══ Records ══

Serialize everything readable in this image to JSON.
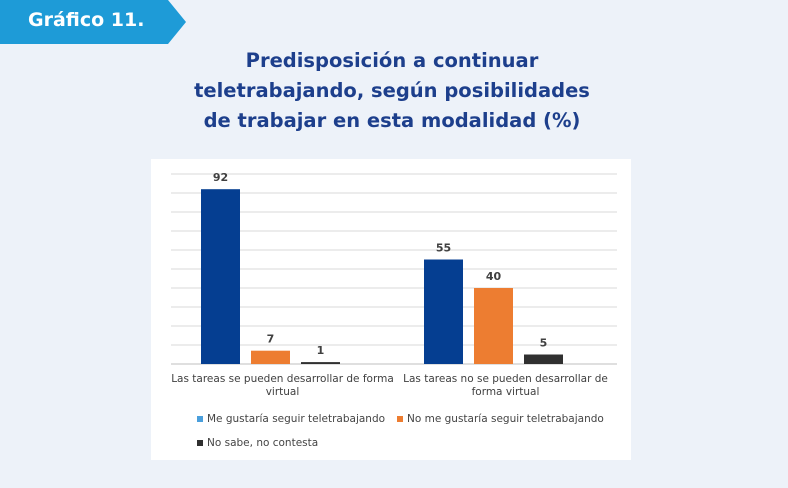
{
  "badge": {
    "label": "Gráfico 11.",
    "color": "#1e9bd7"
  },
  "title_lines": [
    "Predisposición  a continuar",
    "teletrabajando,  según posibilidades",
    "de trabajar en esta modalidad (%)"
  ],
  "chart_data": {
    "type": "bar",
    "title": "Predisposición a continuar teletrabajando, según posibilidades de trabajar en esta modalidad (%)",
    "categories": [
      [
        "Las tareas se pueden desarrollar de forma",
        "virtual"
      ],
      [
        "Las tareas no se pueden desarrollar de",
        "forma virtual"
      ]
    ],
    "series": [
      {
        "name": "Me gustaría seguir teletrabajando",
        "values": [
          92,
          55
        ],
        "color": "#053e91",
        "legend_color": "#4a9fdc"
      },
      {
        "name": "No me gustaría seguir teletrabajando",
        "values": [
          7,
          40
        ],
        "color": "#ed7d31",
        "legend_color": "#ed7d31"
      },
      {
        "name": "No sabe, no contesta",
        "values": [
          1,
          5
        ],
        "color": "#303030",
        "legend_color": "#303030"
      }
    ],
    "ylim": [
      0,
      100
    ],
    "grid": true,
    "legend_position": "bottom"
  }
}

═══
══ Records ══

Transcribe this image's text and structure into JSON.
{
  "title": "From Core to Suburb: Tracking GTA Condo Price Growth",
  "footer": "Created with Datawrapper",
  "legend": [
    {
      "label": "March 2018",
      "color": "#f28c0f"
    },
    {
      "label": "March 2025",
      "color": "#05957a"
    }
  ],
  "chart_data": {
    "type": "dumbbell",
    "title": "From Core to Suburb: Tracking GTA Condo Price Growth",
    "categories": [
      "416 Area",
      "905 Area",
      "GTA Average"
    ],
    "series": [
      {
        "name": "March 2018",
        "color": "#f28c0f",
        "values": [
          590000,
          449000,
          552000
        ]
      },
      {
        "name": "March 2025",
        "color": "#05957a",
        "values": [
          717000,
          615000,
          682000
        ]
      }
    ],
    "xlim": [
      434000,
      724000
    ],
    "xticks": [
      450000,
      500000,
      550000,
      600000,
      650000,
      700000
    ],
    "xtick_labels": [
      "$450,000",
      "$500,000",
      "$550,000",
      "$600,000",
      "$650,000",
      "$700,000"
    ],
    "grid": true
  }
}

═══

What is being asked :: Reply with one number only: the count of lines in the entries that contain "pueden".

Answer below :: 2